> [What is being asked]: Write out all of the entries that follow, word for word, but skip the pictures.

[Source records]
☆ ☆ ☆ ☆
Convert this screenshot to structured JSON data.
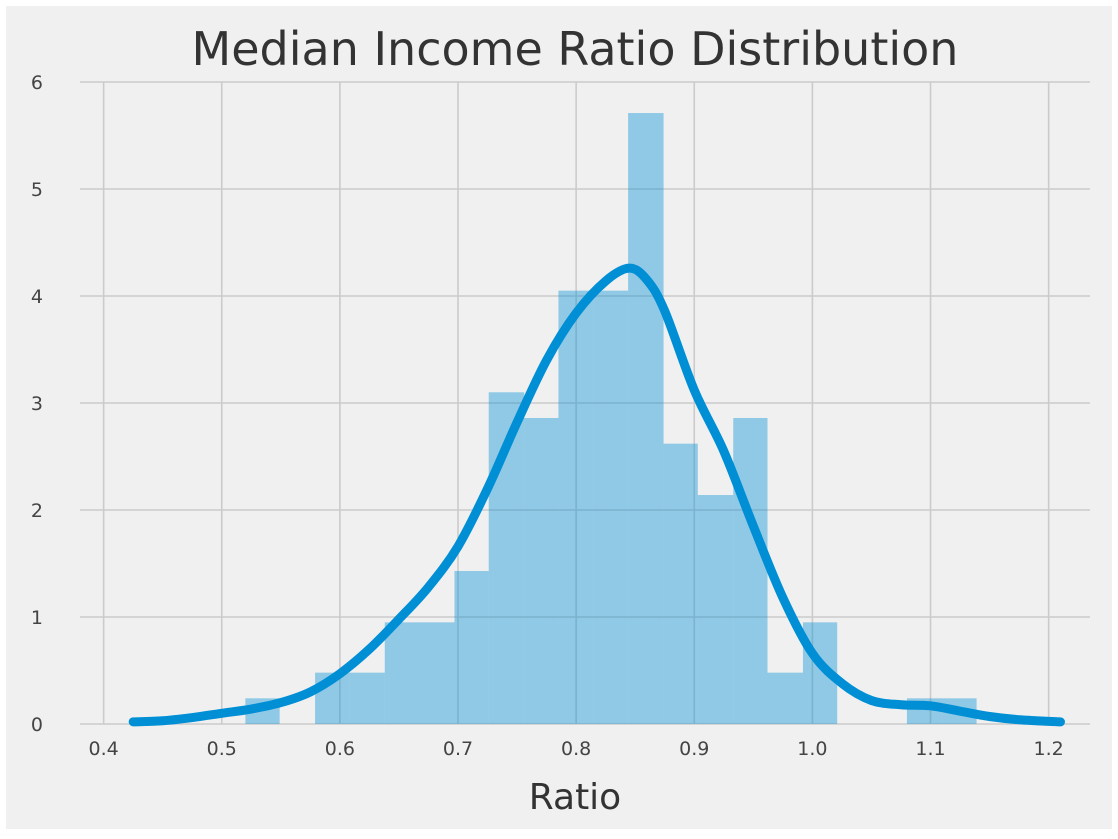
{
  "chart_data": {
    "type": "bar",
    "title": "Median Income Ratio Distribution",
    "xlabel": "Ratio",
    "ylabel": "",
    "xlim": [
      0.38,
      1.235
    ],
    "ylim": [
      0,
      6
    ],
    "xticks": [
      0.4,
      0.5,
      0.6,
      0.7,
      0.8,
      0.9,
      1.0,
      1.1,
      1.2
    ],
    "xtick_labels": [
      "0.4",
      "0.5",
      "0.6",
      "0.7",
      "0.8",
      "0.9",
      "1.0",
      "1.1",
      "1.2"
    ],
    "yticks": [
      0,
      1,
      2,
      3,
      4,
      5,
      6
    ],
    "ytick_labels": [
      "0",
      "1",
      "2",
      "3",
      "4",
      "5",
      "6"
    ],
    "grid": true,
    "histogram": {
      "bin_edges": [
        0.52,
        0.549,
        0.579,
        0.608,
        0.638,
        0.667,
        0.697,
        0.726,
        0.756,
        0.785,
        0.815,
        0.844,
        0.874,
        0.903,
        0.933,
        0.962,
        0.992,
        1.021,
        1.051,
        1.08,
        1.11,
        1.139
      ],
      "density": [
        0.24,
        0.0,
        0.48,
        0.48,
        0.95,
        0.95,
        1.43,
        3.1,
        2.86,
        4.05,
        4.05,
        5.71,
        2.62,
        2.14,
        2.86,
        0.48,
        0.95,
        0.0,
        0.0,
        0.24,
        0.24
      ],
      "color": "#008fd5",
      "alpha": 0.4
    },
    "kde": {
      "x": [
        0.425,
        0.45,
        0.475,
        0.5,
        0.525,
        0.55,
        0.575,
        0.6,
        0.625,
        0.65,
        0.675,
        0.7,
        0.725,
        0.75,
        0.775,
        0.8,
        0.825,
        0.845,
        0.86,
        0.875,
        0.9,
        0.925,
        0.95,
        0.975,
        1.0,
        1.025,
        1.05,
        1.075,
        1.1,
        1.125,
        1.15,
        1.175,
        1.21
      ],
      "y": [
        0.02,
        0.03,
        0.06,
        0.1,
        0.14,
        0.2,
        0.3,
        0.47,
        0.7,
        0.98,
        1.28,
        1.66,
        2.2,
        2.82,
        3.4,
        3.84,
        4.14,
        4.26,
        4.15,
        3.86,
        3.12,
        2.55,
        1.85,
        1.18,
        0.66,
        0.38,
        0.22,
        0.18,
        0.17,
        0.12,
        0.07,
        0.04,
        0.02
      ],
      "color": "#008fd5"
    }
  },
  "style": {
    "background": "#f0f0f0",
    "grid_color": "#cbcbcb"
  }
}
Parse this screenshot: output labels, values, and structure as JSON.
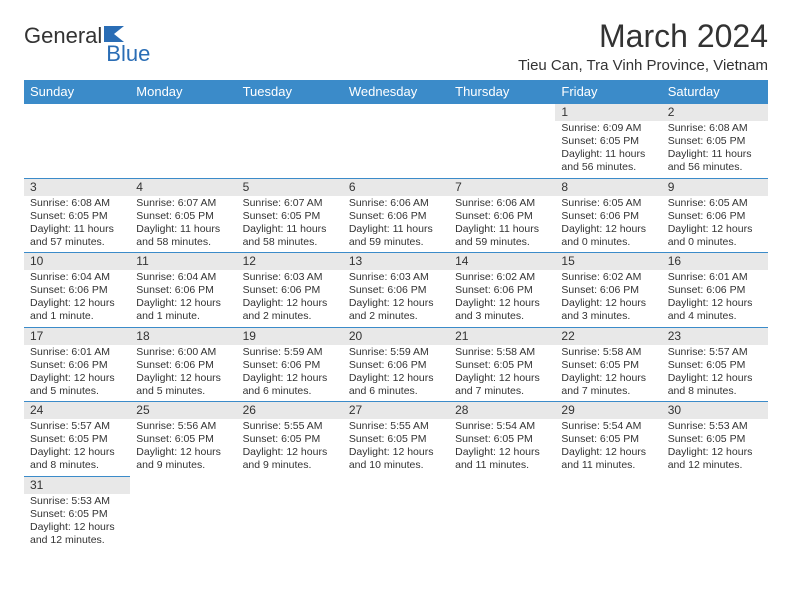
{
  "brand": {
    "text1": "General",
    "text2": "Blue"
  },
  "title": "March 2024",
  "location": "Tieu Can, Tra Vinh Province, Vietnam",
  "colors": {
    "header_bg": "#3b8bc9",
    "header_text": "#ffffff",
    "daynum_bg": "#e8e8e8",
    "row_border": "#3b8bc9",
    "text": "#333333",
    "brand_blue": "#2a6db5"
  },
  "weekdays": [
    "Sunday",
    "Monday",
    "Tuesday",
    "Wednesday",
    "Thursday",
    "Friday",
    "Saturday"
  ],
  "layout": {
    "first_weekday_index": 5,
    "days_in_month": 31
  },
  "days": {
    "1": {
      "sunrise": "6:09 AM",
      "sunset": "6:05 PM",
      "daylight": "11 hours and 56 minutes."
    },
    "2": {
      "sunrise": "6:08 AM",
      "sunset": "6:05 PM",
      "daylight": "11 hours and 56 minutes."
    },
    "3": {
      "sunrise": "6:08 AM",
      "sunset": "6:05 PM",
      "daylight": "11 hours and 57 minutes."
    },
    "4": {
      "sunrise": "6:07 AM",
      "sunset": "6:05 PM",
      "daylight": "11 hours and 58 minutes."
    },
    "5": {
      "sunrise": "6:07 AM",
      "sunset": "6:05 PM",
      "daylight": "11 hours and 58 minutes."
    },
    "6": {
      "sunrise": "6:06 AM",
      "sunset": "6:06 PM",
      "daylight": "11 hours and 59 minutes."
    },
    "7": {
      "sunrise": "6:06 AM",
      "sunset": "6:06 PM",
      "daylight": "11 hours and 59 minutes."
    },
    "8": {
      "sunrise": "6:05 AM",
      "sunset": "6:06 PM",
      "daylight": "12 hours and 0 minutes."
    },
    "9": {
      "sunrise": "6:05 AM",
      "sunset": "6:06 PM",
      "daylight": "12 hours and 0 minutes."
    },
    "10": {
      "sunrise": "6:04 AM",
      "sunset": "6:06 PM",
      "daylight": "12 hours and 1 minute."
    },
    "11": {
      "sunrise": "6:04 AM",
      "sunset": "6:06 PM",
      "daylight": "12 hours and 1 minute."
    },
    "12": {
      "sunrise": "6:03 AM",
      "sunset": "6:06 PM",
      "daylight": "12 hours and 2 minutes."
    },
    "13": {
      "sunrise": "6:03 AM",
      "sunset": "6:06 PM",
      "daylight": "12 hours and 2 minutes."
    },
    "14": {
      "sunrise": "6:02 AM",
      "sunset": "6:06 PM",
      "daylight": "12 hours and 3 minutes."
    },
    "15": {
      "sunrise": "6:02 AM",
      "sunset": "6:06 PM",
      "daylight": "12 hours and 3 minutes."
    },
    "16": {
      "sunrise": "6:01 AM",
      "sunset": "6:06 PM",
      "daylight": "12 hours and 4 minutes."
    },
    "17": {
      "sunrise": "6:01 AM",
      "sunset": "6:06 PM",
      "daylight": "12 hours and 5 minutes."
    },
    "18": {
      "sunrise": "6:00 AM",
      "sunset": "6:06 PM",
      "daylight": "12 hours and 5 minutes."
    },
    "19": {
      "sunrise": "5:59 AM",
      "sunset": "6:06 PM",
      "daylight": "12 hours and 6 minutes."
    },
    "20": {
      "sunrise": "5:59 AM",
      "sunset": "6:06 PM",
      "daylight": "12 hours and 6 minutes."
    },
    "21": {
      "sunrise": "5:58 AM",
      "sunset": "6:05 PM",
      "daylight": "12 hours and 7 minutes."
    },
    "22": {
      "sunrise": "5:58 AM",
      "sunset": "6:05 PM",
      "daylight": "12 hours and 7 minutes."
    },
    "23": {
      "sunrise": "5:57 AM",
      "sunset": "6:05 PM",
      "daylight": "12 hours and 8 minutes."
    },
    "24": {
      "sunrise": "5:57 AM",
      "sunset": "6:05 PM",
      "daylight": "12 hours and 8 minutes."
    },
    "25": {
      "sunrise": "5:56 AM",
      "sunset": "6:05 PM",
      "daylight": "12 hours and 9 minutes."
    },
    "26": {
      "sunrise": "5:55 AM",
      "sunset": "6:05 PM",
      "daylight": "12 hours and 9 minutes."
    },
    "27": {
      "sunrise": "5:55 AM",
      "sunset": "6:05 PM",
      "daylight": "12 hours and 10 minutes."
    },
    "28": {
      "sunrise": "5:54 AM",
      "sunset": "6:05 PM",
      "daylight": "12 hours and 11 minutes."
    },
    "29": {
      "sunrise": "5:54 AM",
      "sunset": "6:05 PM",
      "daylight": "12 hours and 11 minutes."
    },
    "30": {
      "sunrise": "5:53 AM",
      "sunset": "6:05 PM",
      "daylight": "12 hours and 12 minutes."
    },
    "31": {
      "sunrise": "5:53 AM",
      "sunset": "6:05 PM",
      "daylight": "12 hours and 12 minutes."
    }
  },
  "labels": {
    "sunrise": "Sunrise:",
    "sunset": "Sunset:",
    "daylight": "Daylight:"
  }
}
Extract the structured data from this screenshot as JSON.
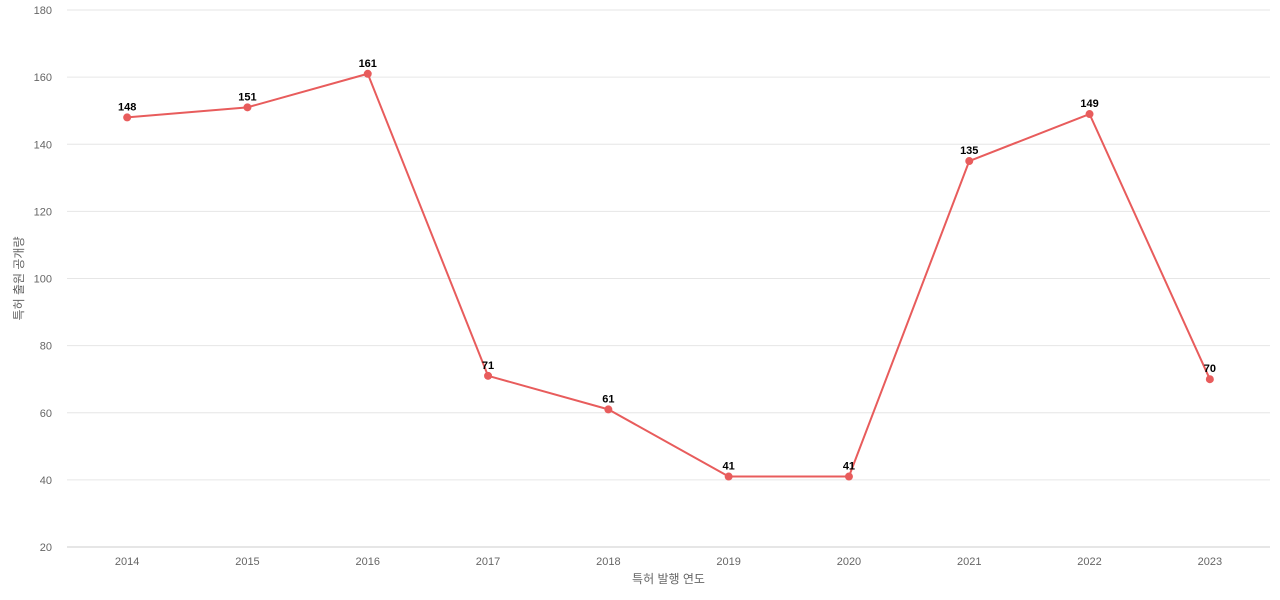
☆ ☆ ☆ ☆
> [Exercise answer]:
Convert this screenshot to structured JSON data.
{
  "chart_data": {
    "type": "bar",
    "title": "Median Income Ratio Distribution",
    "xlabel": "Ratio",
    "ylabel": "",
    "xlim": [
      0.38,
      1.235
    ],
    "ylim": [
      0,
      6
    ],
    "xticks": [
      0.4,
      0.5,
      0.6,
      0.7,
      0.8,
      0.9,
      1.0,
      1.1,
      1.2
    ],
    "xtick_labels": [
      "0.4",
      "0.5",
      "0.6",
      "0.7",
      "0.8",
      "0.9",
      "1.0",
      "1.1",
      "1.2"
    ],
    "yticks": [
      0,
      1,
      2,
      3,
      4,
      5,
      6
    ],
    "ytick_labels": [
      "0",
      "1",
      "2",
      "3",
      "4",
      "5",
      "6"
    ],
    "grid": true,
    "histogram": {
      "bin_edges": [
        0.52,
        0.549,
        0.579,
        0.608,
        0.638,
        0.667,
        0.697,
        0.726,
        0.756,
        0.785,
        0.815,
        0.844,
        0.874,
        0.903,
        0.933,
        0.962,
        0.992,
        1.021,
        1.051,
        1.08,
        1.11,
        1.139
      ],
      "density": [
        0.24,
        0.0,
        0.48,
        0.48,
        0.95,
        0.95,
        1.43,
        3.1,
        2.86,
        4.05,
        4.05,
        5.71,
        2.62,
        2.14,
        2.86,
        0.48,
        0.95,
        0.0,
        0.0,
        0.24,
        0.24
      ],
      "color": "#008fd5",
      "alpha": 0.4
    },
    "kde": {
      "x": [
        0.425,
        0.45,
        0.475,
        0.5,
        0.525,
        0.55,
        0.575,
        0.6,
        0.625,
        0.65,
        0.675,
        0.7,
        0.725,
        0.75,
        0.775,
        0.8,
        0.825,
        0.845,
        0.86,
        0.875,
        0.9,
        0.925,
        0.95,
        0.975,
        1.0,
        1.025,
        1.05,
        1.075,
        1.1,
        1.125,
        1.15,
        1.175,
        1.21
      ],
      "y": [
        0.02,
        0.03,
        0.06,
        0.1,
        0.14,
        0.2,
        0.3,
        0.47,
        0.7,
        0.98,
        1.28,
        1.66,
        2.2,
        2.82,
        3.4,
        3.84,
        4.14,
        4.26,
        4.15,
        3.86,
        3.12,
        2.55,
        1.85,
        1.18,
        0.66,
        0.38,
        0.22,
        0.18,
        0.17,
        0.12,
        0.07,
        0.04,
        0.02
      ],
      "color": "#008fd5"
    }
  },
  "style": {
    "background": "#f0f0f0",
    "grid_color": "#cbcbcb"
  }
}
Parse this screenshot: output labels, values, and structure as JSON.
{
  "brand": {
    "text1": "General",
    "text2": "Blue"
  },
  "title": "March 2024",
  "location": "Tieu Can, Tra Vinh Province, Vietnam",
  "colors": {
    "header_bg": "#3b8bc9",
    "header_text": "#ffffff",
    "daynum_bg": "#e8e8e8",
    "row_border": "#3b8bc9",
    "text": "#333333",
    "brand_blue": "#2a6db5"
  },
  "weekdays": [
    "Sunday",
    "Monday",
    "Tuesday",
    "Wednesday",
    "Thursday",
    "Friday",
    "Saturday"
  ],
  "layout": {
    "first_weekday_index": 5,
    "days_in_month": 31
  },
  "days": {
    "1": {
      "sunrise": "6:09 AM",
      "sunset": "6:05 PM",
      "daylight": "11 hours and 56 minutes."
    },
    "2": {
      "sunrise": "6:08 AM",
      "sunset": "6:05 PM",
      "daylight": "11 hours and 56 minutes."
    },
    "3": {
      "sunrise": "6:08 AM",
      "sunset": "6:05 PM",
      "daylight": "11 hours and 57 minutes."
    },
    "4": {
      "sunrise": "6:07 AM",
      "sunset": "6:05 PM",
      "daylight": "11 hours and 58 minutes."
    },
    "5": {
      "sunrise": "6:07 AM",
      "sunset": "6:05 PM",
      "daylight": "11 hours and 58 minutes."
    },
    "6": {
      "sunrise": "6:06 AM",
      "sunset": "6:06 PM",
      "daylight": "11 hours and 59 minutes."
    },
    "7": {
      "sunrise": "6:06 AM",
      "sunset": "6:06 PM",
      "daylight": "11 hours and 59 minutes."
    },
    "8": {
      "sunrise": "6:05 AM",
      "sunset": "6:06 PM",
      "daylight": "12 hours and 0 minutes."
    },
    "9": {
      "sunrise": "6:05 AM",
      "sunset": "6:06 PM",
      "daylight": "12 hours and 0 minutes."
    },
    "10": {
      "sunrise": "6:04 AM",
      "sunset": "6:06 PM",
      "daylight": "12 hours and 1 minute."
    },
    "11": {
      "sunrise": "6:04 AM",
      "sunset": "6:06 PM",
      "daylight": "12 hours and 1 minute."
    },
    "12": {
      "sunrise": "6:03 AM",
      "sunset": "6:06 PM",
      "daylight": "12 hours and 2 minutes."
    },
    "13": {
      "sunrise": "6:03 AM",
      "sunset": "6:06 PM",
      "daylight": "12 hours and 2 minutes."
    },
    "14": {
      "sunrise": "6:02 AM",
      "sunset": "6:06 PM",
      "daylight": "12 hours and 3 minutes."
    },
    "15": {
      "sunrise": "6:02 AM",
      "sunset": "6:06 PM",
      "daylight": "12 hours and 3 minutes."
    },
    "16": {
      "sunrise": "6:01 AM",
      "sunset": "6:06 PM",
      "daylight": "12 hours and 4 minutes."
    },
    "17": {
      "sunrise": "6:01 AM",
      "sunset": "6:06 PM",
      "daylight": "12 hours and 5 minutes."
    },
    "18": {
      "sunrise": "6:00 AM",
      "sunset": "6:06 PM",
      "daylight": "12 hours and 5 minutes."
    },
    "19": {
      "sunrise": "5:59 AM",
      "sunset": "6:06 PM",
      "daylight": "12 hours and 6 minutes."
    },
    "20": {
      "sunrise": "5:59 AM",
      "sunset": "6:06 PM",
      "daylight": "12 hours and 6 minutes."
    },
    "21": {
      "sunrise": "5:58 AM",
      "sunset": "6:05 PM",
      "daylight": "12 hours and 7 minutes."
    },
    "22": {
      "sunrise": "5:58 AM",
      "sunset": "6:05 PM",
      "daylight": "12 hours and 7 minutes."
    },
    "23": {
      "sunrise": "5:57 AM",
      "sunset": "6:05 PM",
      "daylight": "12 hours and 8 minutes."
    },
    "24": {
      "sunrise": "5:57 AM",
      "sunset": "6:05 PM",
      "daylight": "12 hours and 8 minutes."
    },
    "25": {
      "sunrise": "5:56 AM",
      "sunset": "6:05 PM",
      "daylight": "12 hours and 9 minutes."
    },
    "26": {
      "sunrise": "5:55 AM",
      "sunset": "6:05 PM",
      "daylight": "12 hours and 9 minutes."
    },
    "27": {
      "sunrise": "5:55 AM",
      "sunset": "6:05 PM",
      "daylight": "12 hours and 10 minutes."
    },
    "28": {
      "sunrise": "5:54 AM",
      "sunset": "6:05 PM",
      "daylight": "12 hours and 11 minutes."
    },
    "29": {
      "sunrise": "5:54 AM",
      "sunset": "6:05 PM",
      "daylight": "12 hours and 11 minutes."
    },
    "30": {
      "sunrise": "5:53 AM",
      "sunset": "6:05 PM",
      "daylight": "12 hours and 12 minutes."
    },
    "31": {
      "sunrise": "5:53 AM",
      "sunset": "6:05 PM",
      "daylight": "12 hours and 12 minutes."
    }
  },
  "labels": {
    "sunrise": "Sunrise:",
    "sunset": "Sunset:",
    "daylight": "Daylight:"
  }
}
Extract the structured data from this screenshot as JSON.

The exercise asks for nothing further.